Stated goal =>
Leaving the pictures aside, transcribe every line below exactly.

○ ○ ○ ○

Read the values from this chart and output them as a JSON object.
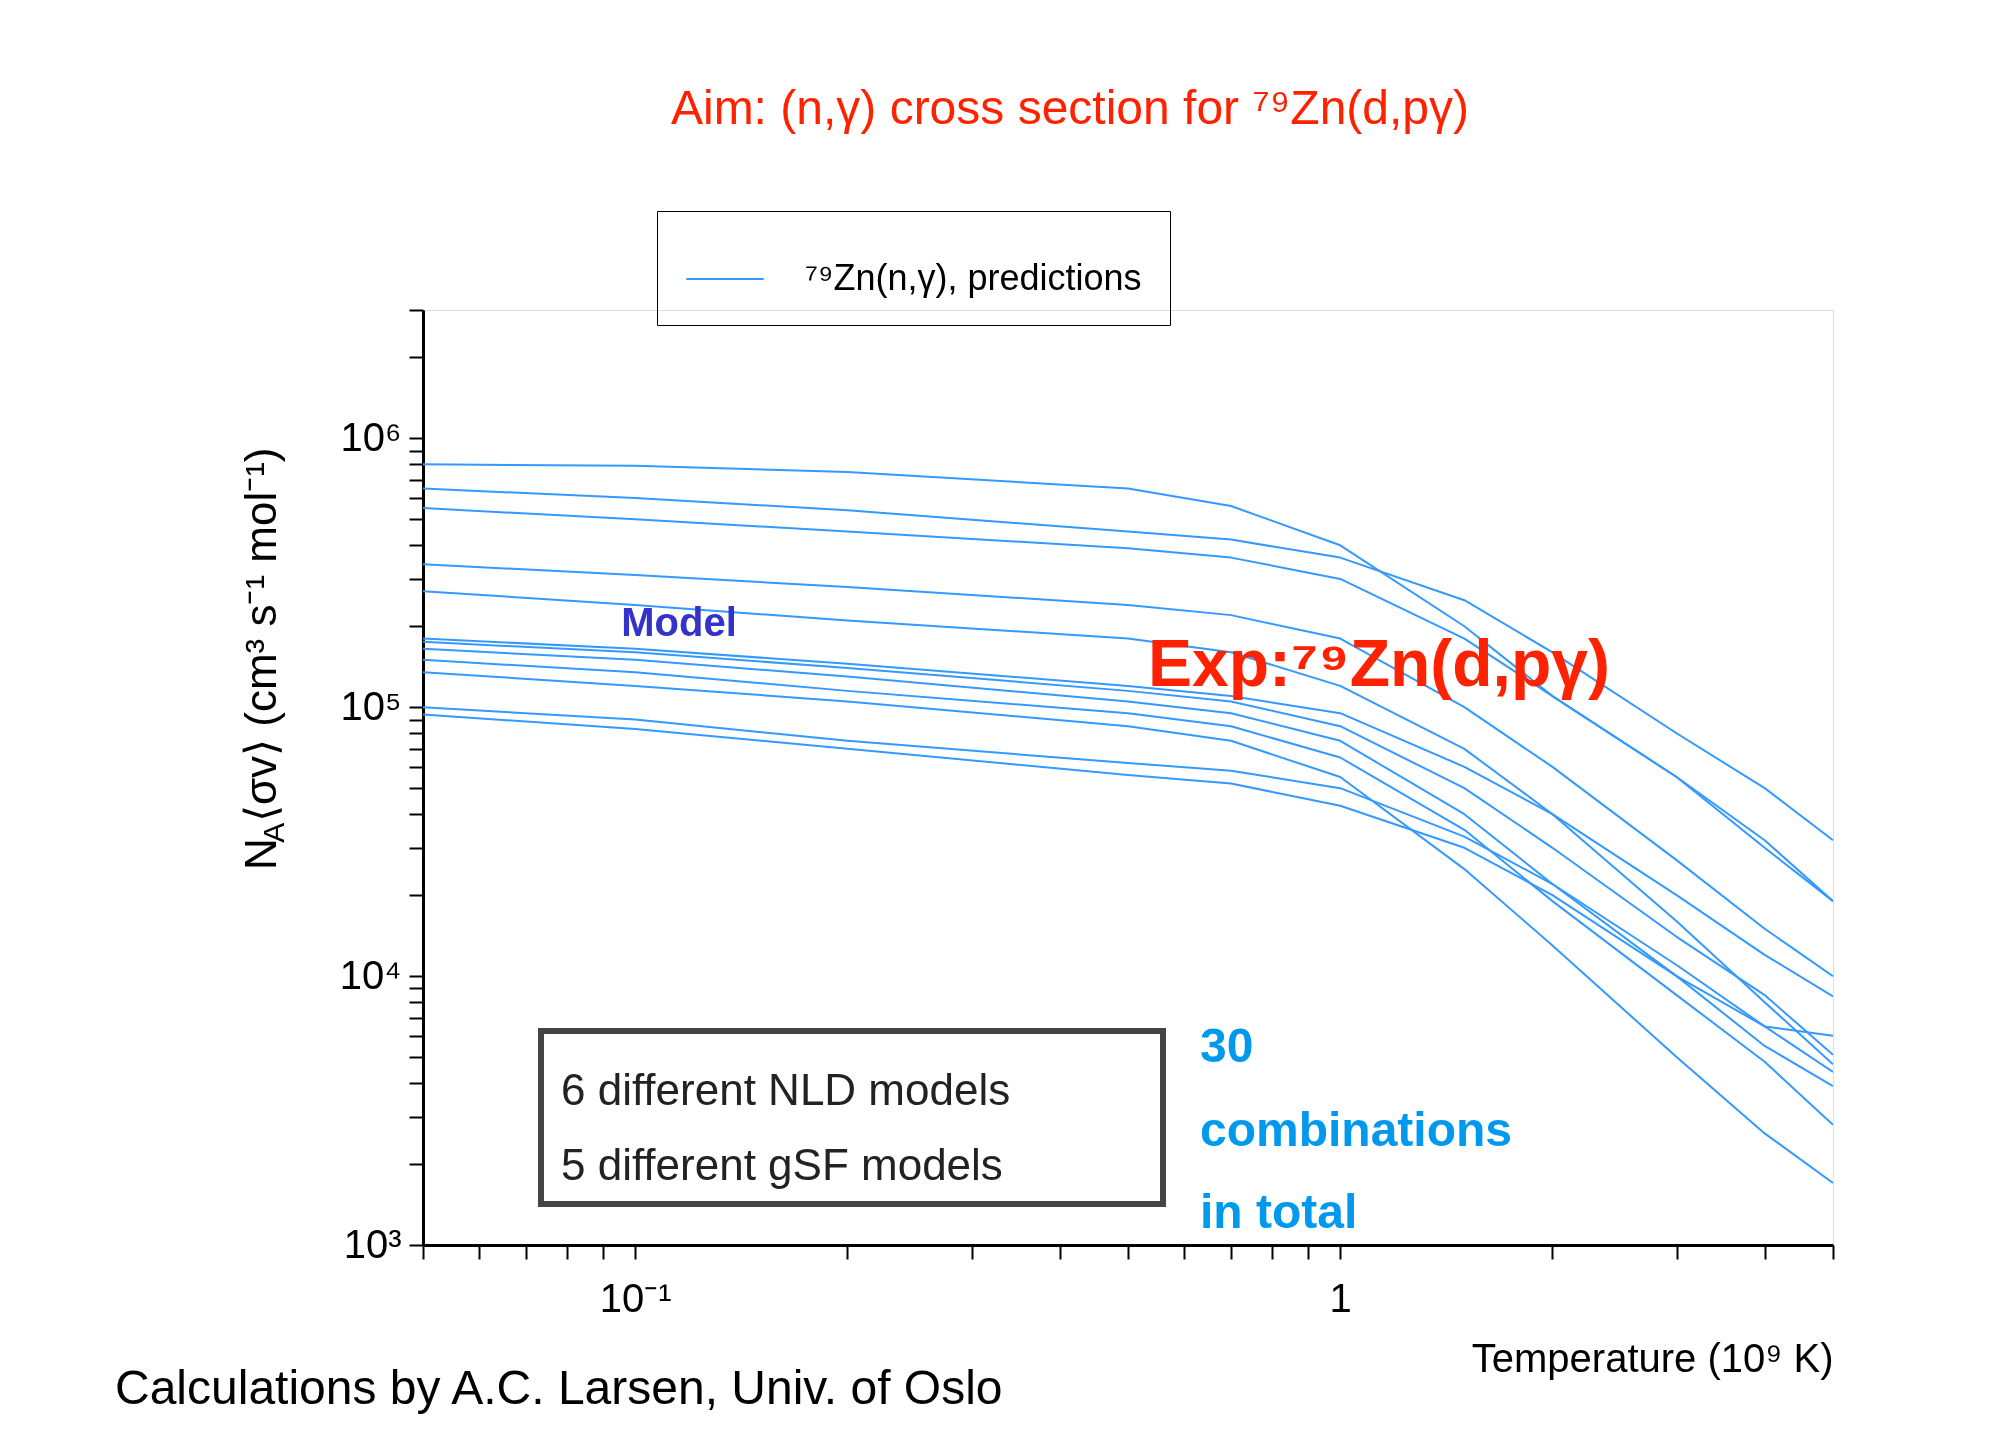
{
  "chart_data": {
    "type": "line",
    "title": "Aim: (n,γ) cross section for ⁷⁹Zn(d,pγ)",
    "xlabel": "Temperature (10⁹ K)",
    "ylabel": "N$_{A}$⟨σv⟩ (cm³ s⁻¹ mol⁻¹)",
    "log": "xy",
    "grid": false,
    "legend": "top",
    "marker": "none",
    "line_style": "solid",
    "xlim": [
      0.05,
      5
    ],
    "ylim": [
      1000,
      3000000
    ],
    "xticks": [
      {
        "value": 0.05,
        "label": null
      },
      {
        "value": 0.06,
        "label": null
      },
      {
        "value": 0.07,
        "label": null
      },
      {
        "value": 0.08,
        "label": null
      },
      {
        "value": 0.09,
        "label": null
      },
      {
        "value": 0.1,
        "label": "10⁻¹"
      },
      {
        "value": 0.2,
        "label": null
      },
      {
        "value": 0.3,
        "label": null
      },
      {
        "value": 0.4,
        "label": null
      },
      {
        "value": 0.5,
        "label": null
      },
      {
        "value": 0.6,
        "label": null
      },
      {
        "value": 0.7,
        "label": null
      },
      {
        "value": 0.8,
        "label": null
      },
      {
        "value": 0.9,
        "label": null
      },
      1,
      {
        "value": 2,
        "label": null
      },
      {
        "value": 3,
        "label": null
      },
      {
        "value": 4,
        "label": null
      },
      {
        "value": 5,
        "label": null
      }
    ],
    "yticks": [
      {
        "value": 1000,
        "label": "10³"
      },
      {
        "value": 2000,
        "label": null
      },
      {
        "value": 3000,
        "label": null
      },
      {
        "value": 4000,
        "label": null
      },
      {
        "value": 5000,
        "label": null
      },
      {
        "value": 6000,
        "label": null
      },
      {
        "value": 7000,
        "label": null
      },
      {
        "value": 8000,
        "label": null
      },
      {
        "value": 9000,
        "label": null
      },
      {
        "value": 10000,
        "label": "10⁴"
      },
      {
        "value": 20000,
        "label": null
      },
      {
        "value": 30000,
        "label": null
      },
      {
        "value": 40000,
        "label": null
      },
      {
        "value": 50000,
        "label": null
      },
      {
        "value": 60000,
        "label": null
      },
      {
        "value": 70000,
        "label": null
      },
      {
        "value": 80000,
        "label": null
      },
      {
        "value": 90000,
        "label": null
      },
      {
        "value": 100000,
        "label": "10⁵"
      },
      {
        "value": 200000,
        "label": null
      },
      {
        "value": 300000,
        "label": null
      },
      {
        "value": 400000,
        "label": null
      },
      {
        "value": 500000,
        "label": null
      },
      {
        "value": 600000,
        "label": null
      },
      {
        "value": 700000,
        "label": null
      },
      {
        "value": 800000,
        "label": null
      },
      {
        "value": 900000,
        "label": null
      },
      {
        "value": 1000000,
        "label": "10⁶"
      },
      {
        "value": 2000000,
        "label": null
      },
      {
        "value": 3000000,
        "label": null
      }
    ],
    "x": [
      0.05,
      0.1,
      0.2,
      0.5,
      0.7,
      1,
      1.5,
      2,
      3,
      4,
      5
    ],
    "series": [
      {
        "name": "⁷⁹Zn(n,γ), predictions",
        "color": "#3399ff",
        "values": [
          800000,
          790000,
          750000,
          650000,
          560000,
          400000,
          200000,
          110000,
          55000,
          30000,
          19000
        ]
      },
      {
        "color": "#3399ff",
        "values": [
          650000,
          600000,
          540000,
          450000,
          420000,
          360000,
          250000,
          160000,
          80000,
          50000,
          32000
        ]
      },
      {
        "color": "#3399ff",
        "values": [
          550000,
          500000,
          450000,
          390000,
          360000,
          300000,
          180000,
          110000,
          55000,
          32000,
          19000
        ]
      },
      {
        "color": "#3399ff",
        "values": [
          340000,
          310000,
          280000,
          240000,
          220000,
          180000,
          100000,
          60000,
          27000,
          15000,
          10000
        ]
      },
      {
        "color": "#3399ff",
        "values": [
          270000,
          240000,
          210000,
          180000,
          160000,
          120000,
          70000,
          40000,
          16000,
          8000,
          4700
        ]
      },
      {
        "color": "#3399ff",
        "values": [
          180000,
          165000,
          145000,
          120000,
          110000,
          95000,
          60000,
          40000,
          20000,
          12000,
          8400
        ]
      },
      {
        "color": "#3399ff",
        "values": [
          175000,
          160000,
          140000,
          115000,
          105000,
          85000,
          50000,
          30000,
          14000,
          8500,
          5100
        ]
      },
      {
        "color": "#3399ff",
        "values": [
          165000,
          150000,
          130000,
          105000,
          95000,
          75000,
          40000,
          22000,
          10000,
          5500,
          3900
        ]
      },
      {
        "color": "#3399ff",
        "values": [
          150000,
          135000,
          115000,
          95000,
          85000,
          65000,
          35000,
          19000,
          8500,
          4800,
          2800
        ]
      },
      {
        "color": "#3399ff",
        "values": [
          135000,
          120000,
          105000,
          85000,
          75000,
          55000,
          25000,
          13000,
          5000,
          2600,
          1700
        ]
      },
      {
        "color": "#3399ff",
        "values": [
          100000,
          90000,
          75000,
          62000,
          58000,
          50000,
          33000,
          22000,
          11000,
          6500,
          4400
        ]
      },
      {
        "color": "#3399ff",
        "values": [
          94000,
          83000,
          70000,
          56000,
          52000,
          43000,
          30000,
          20000,
          10000,
          6500,
          6000
        ]
      }
    ],
    "annotations": [
      "Model",
      "Exp:⁷⁹Zn(d,pγ)",
      "6 different NLD models",
      "5 different gSF models",
      "30",
      "combinations",
      "in total",
      "Calculations by A.C. Larsen, Univ. of Oslo"
    ]
  }
}
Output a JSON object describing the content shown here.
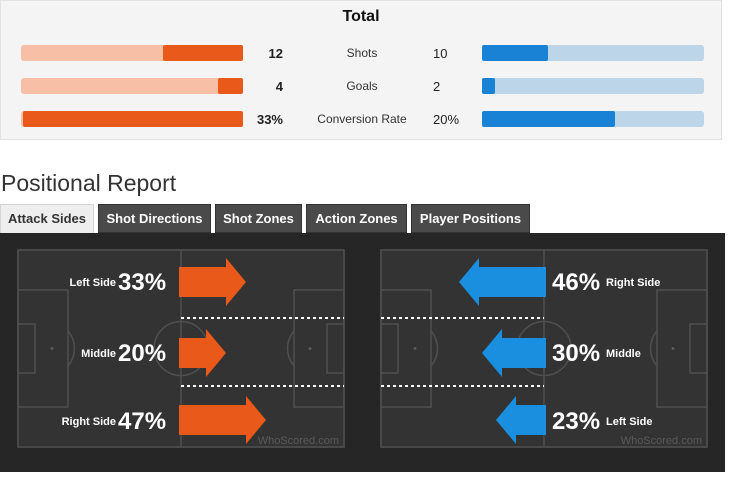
{
  "totals": {
    "title": "Total",
    "rows": [
      {
        "label": "Shots",
        "home_value": "12",
        "away_value": "10",
        "home_share": 0.36,
        "away_share": 0.3
      },
      {
        "label": "Goals",
        "home_value": "4",
        "away_value": "2",
        "home_share": 0.11,
        "away_share": 0.06
      },
      {
        "label": "Conversion Rate",
        "home_value": "33%",
        "away_value": "20%",
        "home_share": 0.99,
        "away_share": 0.6
      }
    ],
    "colors": {
      "home": "#e8591a",
      "home_light": "#f7bfa5",
      "away": "#1982d5",
      "away_light": "#bcd5e8"
    }
  },
  "section_title": "Positional Report",
  "tabs": [
    {
      "label": "Attack Sides",
      "active": true
    },
    {
      "label": "Shot Directions",
      "active": false
    },
    {
      "label": "Shot Zones",
      "active": false
    },
    {
      "label": "Action Zones",
      "active": false
    },
    {
      "label": "Player Positions",
      "active": false
    }
  ],
  "home_pitch": {
    "zones": [
      {
        "name": "Left Side",
        "value": "33%"
      },
      {
        "name": "Middle",
        "value": "20%"
      },
      {
        "name": "Right Side",
        "value": "47%"
      }
    ],
    "arrow_color": "#e8591a",
    "watermark": "WhoScored.com"
  },
  "away_pitch": {
    "zones": [
      {
        "name": "Right Side",
        "value": "46%"
      },
      {
        "name": "Middle",
        "value": "30%"
      },
      {
        "name": "Left Side",
        "value": "23%"
      }
    ],
    "arrow_color": "#1a8fe0",
    "watermark": "WhoScored.com"
  }
}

○ ○ ○ ○

The answer =>
Read the values from this chart and output them as a JSON object.
{
  "chart_data": {
    "type": "line",
    "title": "Aim: (n,γ) cross section for ⁷⁹Zn(d,pγ)",
    "xlabel": "Temperature (10⁹ K)",
    "ylabel": "N$_{A}$⟨σv⟩ (cm³ s⁻¹ mol⁻¹)",
    "log": "xy",
    "grid": false,
    "legend": "top",
    "marker": "none",
    "line_style": "solid",
    "xlim": [
      0.05,
      5
    ],
    "ylim": [
      1000,
      3000000
    ],
    "xticks": [
      {
        "value": 0.05,
        "label": null
      },
      {
        "value": 0.06,
        "label": null
      },
      {
        "value": 0.07,
        "label": null
      },
      {
        "value": 0.08,
        "label": null
      },
      {
        "value": 0.09,
        "label": null
      },
      {
        "value": 0.1,
        "label": "10⁻¹"
      },
      {
        "value": 0.2,
        "label": null
      },
      {
        "value": 0.3,
        "label": null
      },
      {
        "value": 0.4,
        "label": null
      },
      {
        "value": 0.5,
        "label": null
      },
      {
        "value": 0.6,
        "label": null
      },
      {
        "value": 0.7,
        "label": null
      },
      {
        "value": 0.8,
        "label": null
      },
      {
        "value": 0.9,
        "label": null
      },
      1,
      {
        "value": 2,
        "label": null
      },
      {
        "value": 3,
        "label": null
      },
      {
        "value": 4,
        "label": null
      },
      {
        "value": 5,
        "label": null
      }
    ],
    "yticks": [
      {
        "value": 1000,
        "label": "10³"
      },
      {
        "value": 2000,
        "label": null
      },
      {
        "value": 3000,
        "label": null
      },
      {
        "value": 4000,
        "label": null
      },
      {
        "value": 5000,
        "label": null
      },
      {
        "value": 6000,
        "label": null
      },
      {
        "value": 7000,
        "label": null
      },
      {
        "value": 8000,
        "label": null
      },
      {
        "value": 9000,
        "label": null
      },
      {
        "value": 10000,
        "label": "10⁴"
      },
      {
        "value": 20000,
        "label": null
      },
      {
        "value": 30000,
        "label": null
      },
      {
        "value": 40000,
        "label": null
      },
      {
        "value": 50000,
        "label": null
      },
      {
        "value": 60000,
        "label": null
      },
      {
        "value": 70000,
        "label": null
      },
      {
        "value": 80000,
        "label": null
      },
      {
        "value": 90000,
        "label": null
      },
      {
        "value": 100000,
        "label": "10⁵"
      },
      {
        "value": 200000,
        "label": null
      },
      {
        "value": 300000,
        "label": null
      },
      {
        "value": 400000,
        "label": null
      },
      {
        "value": 500000,
        "label": null
      },
      {
        "value": 600000,
        "label": null
      },
      {
        "value": 700000,
        "label": null
      },
      {
        "value": 800000,
        "label": null
      },
      {
        "value": 900000,
        "label": null
      },
      {
        "value": 1000000,
        "label": "10⁶"
      },
      {
        "value": 2000000,
        "label": null
      },
      {
        "value": 3000000,
        "label": null
      }
    ],
    "x": [
      0.05,
      0.1,
      0.2,
      0.5,
      0.7,
      1,
      1.5,
      2,
      3,
      4,
      5
    ],
    "series": [
      {
        "name": "⁷⁹Zn(n,γ), predictions",
        "color": "#3399ff",
        "values": [
          800000,
          790000,
          750000,
          650000,
          560000,
          400000,
          200000,
          110000,
          55000,
          30000,
          19000
        ]
      },
      {
        "color": "#3399ff",
        "values": [
          650000,
          600000,
          540000,
          450000,
          420000,
          360000,
          250000,
          160000,
          80000,
          50000,
          32000
        ]
      },
      {
        "color": "#3399ff",
        "values": [
          550000,
          500000,
          450000,
          390000,
          360000,
          300000,
          180000,
          110000,
          55000,
          32000,
          19000
        ]
      },
      {
        "color": "#3399ff",
        "values": [
          340000,
          310000,
          280000,
          240000,
          220000,
          180000,
          100000,
          60000,
          27000,
          15000,
          10000
        ]
      },
      {
        "color": "#3399ff",
        "values": [
          270000,
          240000,
          210000,
          180000,
          160000,
          120000,
          70000,
          40000,
          16000,
          8000,
          4700
        ]
      },
      {
        "color": "#3399ff",
        "values": [
          180000,
          165000,
          145000,
          120000,
          110000,
          95000,
          60000,
          40000,
          20000,
          12000,
          8400
        ]
      },
      {
        "color": "#3399ff",
        "values": [
          175000,
          160000,
          140000,
          115000,
          105000,
          85000,
          50000,
          30000,
          14000,
          8500,
          5100
        ]
      },
      {
        "color": "#3399ff",
        "values": [
          165000,
          150000,
          130000,
          105000,
          95000,
          75000,
          40000,
          22000,
          10000,
          5500,
          3900
        ]
      },
      {
        "color": "#3399ff",
        "values": [
          150000,
          135000,
          115000,
          95000,
          85000,
          65000,
          35000,
          19000,
          8500,
          4800,
          2800
        ]
      },
      {
        "color": "#3399ff",
        "values": [
          135000,
          120000,
          105000,
          85000,
          75000,
          55000,
          25000,
          13000,
          5000,
          2600,
          1700
        ]
      },
      {
        "color": "#3399ff",
        "values": [
          100000,
          90000,
          75000,
          62000,
          58000,
          50000,
          33000,
          22000,
          11000,
          6500,
          4400
        ]
      },
      {
        "color": "#3399ff",
        "values": [
          94000,
          83000,
          70000,
          56000,
          52000,
          43000,
          30000,
          20000,
          10000,
          6500,
          6000
        ]
      }
    ],
    "annotations": [
      "Model",
      "Exp:⁷⁹Zn(d,pγ)",
      "6 different NLD models",
      "5 different gSF models",
      "30",
      "combinations",
      "in total",
      "Calculations by A.C. Larsen, Univ. of Oslo"
    ]
  }
}
Output a JSON object describing the content shown here.
{
  "totals": {
    "title": "Total",
    "rows": [
      {
        "label": "Shots",
        "home_value": "12",
        "away_value": "10",
        "home_share": 0.36,
        "away_share": 0.3
      },
      {
        "label": "Goals",
        "home_value": "4",
        "away_value": "2",
        "home_share": 0.11,
        "away_share": 0.06
      },
      {
        "label": "Conversion Rate",
        "home_value": "33%",
        "away_value": "20%",
        "home_share": 0.99,
        "away_share": 0.6
      }
    ],
    "colors": {
      "home": "#e8591a",
      "home_light": "#f7bfa5",
      "away": "#1982d5",
      "away_light": "#bcd5e8"
    }
  },
  "section_title": "Positional Report",
  "tabs": [
    {
      "label": "Attack Sides",
      "active": true
    },
    {
      "label": "Shot Directions",
      "active": false
    },
    {
      "label": "Shot Zones",
      "active": false
    },
    {
      "label": "Action Zones",
      "active": false
    },
    {
      "label": "Player Positions",
      "active": false
    }
  ],
  "home_pitch": {
    "zones": [
      {
        "name": "Left Side",
        "value": "33%"
      },
      {
        "name": "Middle",
        "value": "20%"
      },
      {
        "name": "Right Side",
        "value": "47%"
      }
    ],
    "arrow_color": "#e8591a",
    "watermark": "WhoScored.com"
  },
  "away_pitch": {
    "zones": [
      {
        "name": "Right Side",
        "value": "46%"
      },
      {
        "name": "Middle",
        "value": "30%"
      },
      {
        "name": "Left Side",
        "value": "23%"
      }
    ],
    "arrow_color": "#1a8fe0",
    "watermark": "WhoScored.com"
  }
}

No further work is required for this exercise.